# How to complete this task:
Where the word "grandes" shows up in the entries below, please copy the whole line.

# Records:

================================

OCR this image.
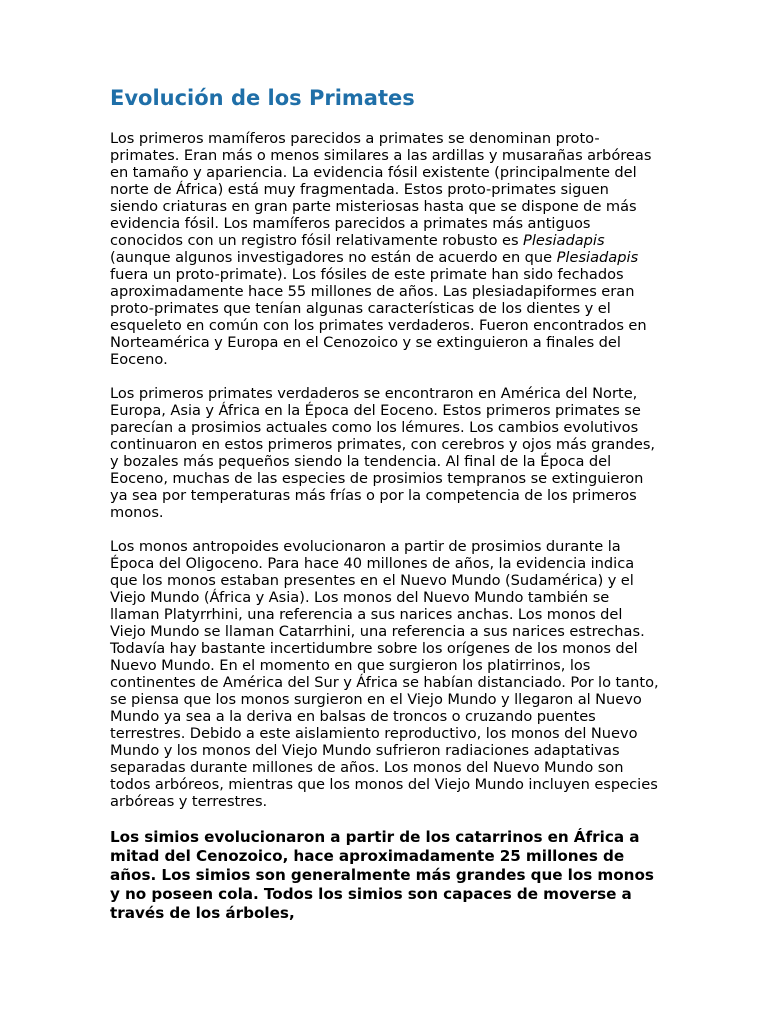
Evolución de los Primates

Los primeros mamíferos parecidos a primates se denominan proto-primates. Eran más o menos similares a las ardillas y musarañas arbóreas en tamaño y apariencia. La evidencia fósil existente (principalmente del norte de África) está muy fragmentada. Estos proto-primates siguen siendo criaturas en gran parte misteriosas hasta que se dispone de más evidencia fósil. Los mamíferos parecidos a primates más antiguos conocidos con un registro fósil relativamente robusto es Plesiadapis (aunque algunos investigadores no están de acuerdo en que Plesiadapis fuera un proto-primate). Los fósiles de este primate han sido fechados aproximadamente hace 55 millones de años. Las plesiadapiformes eran proto-primates que tenían algunas características de los dientes y el esqueleto en común con los primates verdaderos. Fueron encontrados en Norteamérica y Europa en el Cenozoico y se extinguieron a finales del Eoceno.

Los primeros primates verdaderos se encontraron en América del Norte, Europa, Asia y África en la Época del Eoceno. Estos primeros primates se parecían a prosimios actuales como los lémures. Los cambios evolutivos continuaron en estos primeros primates, con cerebros y ojos más grandes, y bozales más pequeños siendo la tendencia. Al final de la Época del Eoceno, muchas de las especies de prosimios tempranos se extinguieron ya sea por temperaturas más frías o por la competencia de los primeros monos.

Los monos antropoides evolucionaron a partir de prosimios durante la Época del Oligoceno. Para hace 40 millones de años, la evidencia indica que los monos estaban presentes en el Nuevo Mundo (Sudamérica) y el Viejo Mundo (África y Asia). Los monos del Nuevo Mundo también se llaman Platyrrhini, una referencia a sus narices anchas. Los monos del Viejo Mundo se llaman Catarrhini, una referencia a sus narices estrechas. Todavía hay bastante incertidumbre sobre los orígenes de los monos del Nuevo Mundo. En el momento en que surgieron los platirrinos, los continentes de América del Sur y África se habían distanciado. Por lo tanto, se piensa que los monos surgieron en el Viejo Mundo y llegaron al Nuevo Mundo ya sea a la deriva en balsas de troncos o cruzando puentes terrestres. Debido a este aislamiento reproductivo, los monos del Nuevo Mundo y los monos del Viejo Mundo sufrieron radiaciones adaptativas separadas durante millones de años. Los monos del Nuevo Mundo son todos arbóreos, mientras que los monos del Viejo Mundo incluyen especies arbóreas y terrestres.

Los simios evolucionaron a partir de los catarrinos en África a mitad del Cenozoico, hace aproximadamente 25 millones de años. Los simios son generalmente más grandes que los monos y no poseen cola. Todos los simios son capaces de moverse a través de los árboles,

================================

# Written solution:
Los primeros primates verdaderos se encontraron en América del Norte, Europa, Asia y África en la Época del Eoceno. Estos primeros primates se parecían a prosimios actuales como los lémures. Los cambios evolutivos continuaron en estos primeros primates, con cerebros y ojos más grandes, y bozales más pequeños siendo la tendencia. Al final de la Época del Eoceno, muchas de las especies de prosimios tempranos se extinguieron ya sea por temperaturas más frías o por la competencia de los primeros monos.
Los simios evolucionaron a partir de los catarrinos en África a mitad del Cenozoico, hace aproximadamente 25 millones de años. Los simios son generalmente más grandes que los monos y no poseen cola. Todos los simios son capaces de moverse a través de los árboles,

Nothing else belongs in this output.